__Polecenie A__:
Przepisz bez zmian wiersze wykazu od tego, który zawiera "battery-icon bbox=[469, 7, 498, 20]", aż do tego, który zawiera "product-quantity: 8 шт. bbox=[21, 813, 51, 828]", łącznie z obydwoma.

__Fragment tekstu__:
Data dodania: 2013-09-10

...czyli dalszy ciąg ocieplania poddasza/strychu

I to też robiony na zasadzie "nie chcę ale muszę"

Żeby wypuścić komin opisany w ostatnim wpisie musięliśmy zrobić miejsce na strychu w okolicy rzeczonej konstrukcji..

A na strychu kuuupa styropianu ( i nie tylko na strychu), część już poszła na strop poddasza pomiędzy belki a część jako ocieplenie strychu - aż do kalenicy

blog budowlany - mojabudowa.pl

powyżej poukładane przewody flex'a od rekuperacji ukryte w podłodze strychu

 

blog budowlany - mojabudowa.pl

 

Nie wszystko jest u nas śliczne i estetyczne :) Jedną z takich rzeczy jest szafa elektryczna. Jest za to funkcjonalna.

blog budowlany - mojabudowa.pl

To co widac po lewej stronie na górze to zasilacz do całego naszego oświetlenia - jest jeden i stracza... Podpięte sa do niego 2 akumulatory 12V, które zapewniają jasnośc nawet w wypadku braku prądu w sieci energetycznej :)

Pięć łączówek po prawej stronie to wszystkie przewody od oświetlenia oraz od wyłączników. Te przewody, które są podpięte do łączówek od dołu idą "z budynku".

Te, które są wpięte od góry - i takie powyginane nieskłądnie - to "mostki" porobione tymczasowo aby móc założyć kilka standardowych wyłączników

6Komentarze
Data dodania: 2013-09-10 16:34:34
styro
Witam, co Cie skłoniło do ocieplenia styropianem? Sam się zastanawiam na tym aby ocieplić poddasze styropianem. Jak montujesz między krokwy? Co na styopian jakieś OSB czy kartongips? Jaką grubość dajesz?
odpowiedz
Data dodania: 2013-09-10 22:43:04
styropian to mniejsze zło :)

__Surowy wykaz__:
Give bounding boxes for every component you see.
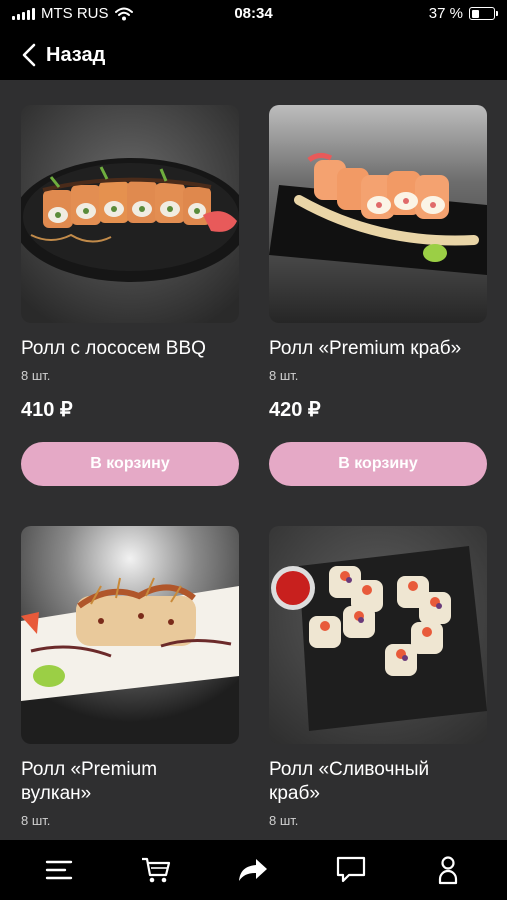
battery-icon bbox=[469, 7, 498, 20]
product-quantity: 8 шт. bbox=[269, 813, 299, 828]
battery-percent: 37 % bbox=[428, 5, 463, 22]
premium-crab-roll-photo[interactable] bbox=[269, 105, 487, 323]
product-grid: Ролл с лососем BBQ 8 шт. 410 ₽ В корзину bbox=[21, 105, 487, 828]
tab-chat[interactable] bbox=[326, 850, 376, 890]
product-quantity: 8 шт. bbox=[21, 368, 51, 383]
tab-profile[interactable] bbox=[423, 850, 473, 890]
tab-share[interactable] bbox=[228, 850, 278, 890]
product-price: 410 ₽ bbox=[21, 399, 73, 421]
back-label: Назад bbox=[46, 43, 106, 66]
product-title[interactable]: Ролл с лососем BBQ bbox=[21, 337, 239, 361]
chat-icon bbox=[336, 856, 365, 883]
product-card[interactable]: Ролл «Premium вулкан» 8 шт. bbox=[21, 526, 239, 828]
creamy-crab-roll-photo[interactable] bbox=[269, 526, 487, 744]
product-list[interactable]: Ролл с лососем BBQ 8 шт. 410 ₽ В корзину bbox=[0, 80, 507, 840]
premium-volcano-roll-photo[interactable] bbox=[21, 526, 239, 744]
product-card[interactable]: Ролл «Сливочный краб» 8 шт. bbox=[269, 526, 487, 828]
salmon-bbq-roll-photo[interactable] bbox=[21, 105, 239, 323]
chevron-left-icon bbox=[22, 43, 36, 67]
tab-cart[interactable] bbox=[131, 850, 181, 890]
back-button[interactable]: Назад bbox=[22, 38, 105, 72]
profile-icon bbox=[439, 856, 458, 885]
battery-fill bbox=[471, 9, 480, 18]
product-title[interactable]: Ролл «Сливочный краб» bbox=[269, 758, 487, 806]
add-to-cart-button[interactable]: В корзину bbox=[21, 442, 239, 486]
cart-icon bbox=[142, 857, 171, 883]
product-card[interactable]: Ролл «Premium краб» 8 шт. 420 ₽ В корзин… bbox=[269, 105, 487, 486]
product-card[interactable]: Ролл с лососем BBQ 8 шт. 410 ₽ В корзину bbox=[21, 105, 239, 486]
nav-bar: Назад bbox=[0, 30, 507, 80]
share-icon bbox=[239, 859, 268, 881]
product-price: 420 ₽ bbox=[269, 399, 321, 421]
product-title[interactable]: Ролл «Premium вулкан» bbox=[21, 758, 239, 806]
product-title[interactable]: Ролл «Premium краб» bbox=[269, 337, 487, 361]
status-right: 37 % bbox=[428, 5, 498, 22]
product-quantity: 8 шт. bbox=[21, 813, 51, 828]
add-to-cart-button[interactable]: В корзину bbox=[269, 442, 487, 486]
menu-icon bbox=[45, 860, 72, 880]
tab-menu[interactable] bbox=[34, 850, 84, 890]
tab-bar bbox=[0, 840, 507, 900]
product-quantity: 8 шт. bbox=[269, 368, 299, 383]
status-bar: MTS RUS 08:34 37 % bbox=[0, 0, 507, 30]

__Polecenie B__:
Odpowiedz krótko na podstawie wpisu o ocieplaniu strychu:
(i) Gdzie ukryto przewody flexa od rekuperacji?
(ii) Ile akumulatorów i o jakim napięciu podpięto do zasilacza oświetlenia?
(iii) Ile łączówek znajduje się po prawej stronie szafy elektrycznej?

__Odpowiedź A__:
battery-icon bbox=[469, 7, 498, 20]
product-quantity: 8 шт. bbox=[269, 813, 299, 828]
battery-percent: 37 % bbox=[428, 5, 463, 22]
premium-crab-roll-photo[interactable] bbox=[269, 105, 487, 323]
product-grid: Ролл с лососем BBQ 8 шт. 410 ₽ В корзину bbox=[21, 105, 487, 828]
tab-chat[interactable] bbox=[326, 850, 376, 890]
product-quantity: 8 шт. bbox=[21, 368, 51, 383]
tab-profile[interactable] bbox=[423, 850, 473, 890]
tab-share[interactable] bbox=[228, 850, 278, 890]
product-price: 410 ₽ bbox=[21, 399, 73, 421]
back-label: Назад bbox=[46, 43, 106, 66]
product-title[interactable]: Ролл с лососем BBQ bbox=[21, 337, 239, 361]
chat-icon bbox=[336, 856, 365, 883]
product-card[interactable]: Ролл «Premium вулкан» 8 шт. bbox=[21, 526, 239, 828]
creamy-crab-roll-photo[interactable] bbox=[269, 526, 487, 744]
product-list[interactable]: Ролл с лососем BBQ 8 шт. 410 ₽ В корзину bbox=[0, 80, 507, 840]
premium-volcano-roll-photo[interactable] bbox=[21, 526, 239, 744]
product-card[interactable]: Ролл «Сливочный краб» 8 шт. bbox=[269, 526, 487, 828]
salmon-bbq-roll-photo[interactable] bbox=[21, 105, 239, 323]
chevron-left-icon bbox=[22, 43, 36, 67]
tab-cart[interactable] bbox=[131, 850, 181, 890]
back-button[interactable]: Назад bbox=[22, 38, 105, 72]
profile-icon bbox=[439, 856, 458, 885]
battery-fill bbox=[471, 9, 480, 18]
product-title[interactable]: Ролл «Сливочный краб» bbox=[269, 758, 487, 806]
add-to-cart-button[interactable]: В корзину bbox=[21, 442, 239, 486]
cart-icon bbox=[142, 857, 171, 883]
product-card[interactable]: Ролл «Premium краб» 8 шт. 420 ₽ В корзин… bbox=[269, 105, 487, 486]
product-card[interactable]: Ролл с лососем BBQ 8 шт. 410 ₽ В корзину bbox=[21, 105, 239, 486]
nav-bar: Назад bbox=[0, 30, 507, 80]
share-icon bbox=[239, 859, 268, 881]
product-price: 420 ₽ bbox=[269, 399, 321, 421]
product-title[interactable]: Ролл «Premium вулкан» bbox=[21, 758, 239, 806]
product-title[interactable]: Ролл «Premium краб» bbox=[269, 337, 487, 361]
status-right: 37 % bbox=[428, 5, 498, 22]
product-quantity: 8 шт. bbox=[21, 813, 51, 828]

__Odpowiedź B__:
(i) W podłodze strychu.
(ii) Dwa akumulatory 12V.
(iii) Pięć.